Begin

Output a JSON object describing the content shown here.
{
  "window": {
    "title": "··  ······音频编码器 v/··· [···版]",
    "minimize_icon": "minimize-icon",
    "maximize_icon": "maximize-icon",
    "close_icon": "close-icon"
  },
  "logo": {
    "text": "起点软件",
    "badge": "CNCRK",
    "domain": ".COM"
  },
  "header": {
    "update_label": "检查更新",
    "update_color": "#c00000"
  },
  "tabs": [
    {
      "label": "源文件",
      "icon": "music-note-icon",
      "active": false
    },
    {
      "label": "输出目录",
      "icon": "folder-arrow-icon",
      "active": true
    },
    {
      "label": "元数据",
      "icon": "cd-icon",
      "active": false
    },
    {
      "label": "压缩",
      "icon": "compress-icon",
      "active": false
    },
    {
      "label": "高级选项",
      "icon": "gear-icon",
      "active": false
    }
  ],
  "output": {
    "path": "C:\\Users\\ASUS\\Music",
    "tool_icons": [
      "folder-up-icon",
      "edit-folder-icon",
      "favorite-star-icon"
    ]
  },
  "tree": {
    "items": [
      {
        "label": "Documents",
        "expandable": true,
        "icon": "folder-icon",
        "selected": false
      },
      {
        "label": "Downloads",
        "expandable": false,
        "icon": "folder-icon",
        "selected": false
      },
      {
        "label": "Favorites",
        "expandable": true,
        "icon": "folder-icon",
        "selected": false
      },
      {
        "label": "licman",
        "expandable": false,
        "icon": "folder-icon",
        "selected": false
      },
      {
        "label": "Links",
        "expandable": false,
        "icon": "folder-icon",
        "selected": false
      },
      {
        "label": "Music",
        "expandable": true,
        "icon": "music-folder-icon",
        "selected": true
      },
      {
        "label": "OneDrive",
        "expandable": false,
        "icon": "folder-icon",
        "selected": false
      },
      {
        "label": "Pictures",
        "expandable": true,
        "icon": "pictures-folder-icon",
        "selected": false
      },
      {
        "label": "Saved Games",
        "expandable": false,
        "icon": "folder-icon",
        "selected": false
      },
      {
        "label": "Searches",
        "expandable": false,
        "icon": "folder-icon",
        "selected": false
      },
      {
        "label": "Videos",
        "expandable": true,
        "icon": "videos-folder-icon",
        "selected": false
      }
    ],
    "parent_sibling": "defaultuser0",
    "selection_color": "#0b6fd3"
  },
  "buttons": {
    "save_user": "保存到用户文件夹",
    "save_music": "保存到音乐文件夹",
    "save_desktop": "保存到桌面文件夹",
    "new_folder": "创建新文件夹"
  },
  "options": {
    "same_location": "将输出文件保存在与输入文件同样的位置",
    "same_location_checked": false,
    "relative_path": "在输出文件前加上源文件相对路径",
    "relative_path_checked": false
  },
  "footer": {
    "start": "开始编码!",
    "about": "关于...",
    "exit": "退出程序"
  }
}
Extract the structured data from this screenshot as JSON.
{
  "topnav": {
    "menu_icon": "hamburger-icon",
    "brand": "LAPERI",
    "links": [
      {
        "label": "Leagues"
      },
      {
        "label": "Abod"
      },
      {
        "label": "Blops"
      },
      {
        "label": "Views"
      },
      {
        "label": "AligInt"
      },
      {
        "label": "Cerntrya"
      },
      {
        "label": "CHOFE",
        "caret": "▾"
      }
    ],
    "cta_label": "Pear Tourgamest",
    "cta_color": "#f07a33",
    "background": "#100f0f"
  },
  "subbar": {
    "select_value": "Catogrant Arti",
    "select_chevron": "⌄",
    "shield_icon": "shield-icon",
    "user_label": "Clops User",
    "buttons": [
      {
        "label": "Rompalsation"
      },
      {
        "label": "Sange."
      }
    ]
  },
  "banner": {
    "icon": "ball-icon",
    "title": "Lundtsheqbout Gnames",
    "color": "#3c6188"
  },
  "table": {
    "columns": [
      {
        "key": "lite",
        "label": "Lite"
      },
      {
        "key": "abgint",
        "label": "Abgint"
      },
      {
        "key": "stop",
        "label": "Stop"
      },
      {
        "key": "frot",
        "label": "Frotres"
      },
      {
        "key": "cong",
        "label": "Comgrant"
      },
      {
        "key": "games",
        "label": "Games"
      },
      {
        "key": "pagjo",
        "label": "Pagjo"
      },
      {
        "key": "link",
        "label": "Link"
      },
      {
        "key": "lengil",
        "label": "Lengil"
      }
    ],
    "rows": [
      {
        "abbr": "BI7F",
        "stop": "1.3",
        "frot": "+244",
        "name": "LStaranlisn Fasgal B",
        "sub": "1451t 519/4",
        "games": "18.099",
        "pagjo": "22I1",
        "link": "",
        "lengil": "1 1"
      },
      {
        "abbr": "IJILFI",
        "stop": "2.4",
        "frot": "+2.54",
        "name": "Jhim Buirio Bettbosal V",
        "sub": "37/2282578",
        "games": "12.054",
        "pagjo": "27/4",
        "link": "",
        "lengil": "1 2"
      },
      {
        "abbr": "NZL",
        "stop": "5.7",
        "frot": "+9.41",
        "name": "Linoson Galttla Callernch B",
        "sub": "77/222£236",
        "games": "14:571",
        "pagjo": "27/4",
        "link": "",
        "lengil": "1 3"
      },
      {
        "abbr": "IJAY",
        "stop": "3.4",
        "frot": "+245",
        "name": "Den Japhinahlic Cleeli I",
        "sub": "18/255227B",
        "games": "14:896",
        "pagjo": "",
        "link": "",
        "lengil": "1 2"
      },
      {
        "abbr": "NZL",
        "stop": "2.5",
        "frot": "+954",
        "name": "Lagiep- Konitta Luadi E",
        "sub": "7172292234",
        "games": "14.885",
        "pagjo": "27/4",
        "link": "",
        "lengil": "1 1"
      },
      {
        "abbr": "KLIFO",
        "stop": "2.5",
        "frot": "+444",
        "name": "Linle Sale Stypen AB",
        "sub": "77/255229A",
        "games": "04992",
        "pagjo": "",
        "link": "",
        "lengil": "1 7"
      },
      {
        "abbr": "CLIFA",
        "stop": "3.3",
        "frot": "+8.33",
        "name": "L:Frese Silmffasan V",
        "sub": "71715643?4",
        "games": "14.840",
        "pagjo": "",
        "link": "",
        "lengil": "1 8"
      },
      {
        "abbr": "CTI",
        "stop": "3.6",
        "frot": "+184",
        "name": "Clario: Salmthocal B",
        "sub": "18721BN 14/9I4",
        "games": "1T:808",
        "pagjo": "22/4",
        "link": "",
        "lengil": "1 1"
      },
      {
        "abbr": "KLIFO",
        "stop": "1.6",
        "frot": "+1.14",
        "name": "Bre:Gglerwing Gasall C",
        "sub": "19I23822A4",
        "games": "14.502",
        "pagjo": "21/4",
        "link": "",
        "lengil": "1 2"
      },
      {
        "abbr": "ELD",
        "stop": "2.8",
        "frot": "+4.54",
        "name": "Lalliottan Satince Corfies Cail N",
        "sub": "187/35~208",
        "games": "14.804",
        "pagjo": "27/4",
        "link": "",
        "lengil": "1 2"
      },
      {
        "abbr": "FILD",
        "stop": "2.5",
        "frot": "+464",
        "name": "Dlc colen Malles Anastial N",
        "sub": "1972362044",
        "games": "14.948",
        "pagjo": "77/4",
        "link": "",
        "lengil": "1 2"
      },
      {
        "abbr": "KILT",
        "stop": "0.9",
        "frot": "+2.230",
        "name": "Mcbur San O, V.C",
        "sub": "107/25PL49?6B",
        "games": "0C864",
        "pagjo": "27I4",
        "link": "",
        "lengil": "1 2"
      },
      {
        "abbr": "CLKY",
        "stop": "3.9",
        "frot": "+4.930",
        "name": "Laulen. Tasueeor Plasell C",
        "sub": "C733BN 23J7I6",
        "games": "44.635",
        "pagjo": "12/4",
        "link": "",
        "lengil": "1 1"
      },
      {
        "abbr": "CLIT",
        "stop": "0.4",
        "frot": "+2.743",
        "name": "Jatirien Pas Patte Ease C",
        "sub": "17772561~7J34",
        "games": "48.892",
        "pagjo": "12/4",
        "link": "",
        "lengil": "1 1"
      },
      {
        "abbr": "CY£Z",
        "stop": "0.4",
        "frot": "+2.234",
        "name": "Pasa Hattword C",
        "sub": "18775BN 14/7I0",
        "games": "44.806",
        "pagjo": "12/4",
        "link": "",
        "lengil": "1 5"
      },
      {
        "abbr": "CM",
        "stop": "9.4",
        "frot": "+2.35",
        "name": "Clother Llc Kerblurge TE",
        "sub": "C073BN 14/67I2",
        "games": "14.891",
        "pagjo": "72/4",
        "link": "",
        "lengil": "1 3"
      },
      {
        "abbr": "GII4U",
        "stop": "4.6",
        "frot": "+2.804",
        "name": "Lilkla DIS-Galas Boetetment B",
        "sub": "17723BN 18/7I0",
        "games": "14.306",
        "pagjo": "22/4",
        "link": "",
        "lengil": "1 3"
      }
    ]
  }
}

End

### Problem description
Look through the entries above; copy each line where the string "JSON" appears.

### Worked solution
Output a JSON object describing the content shown here.
Extract the structured data from this screenshot as JSON.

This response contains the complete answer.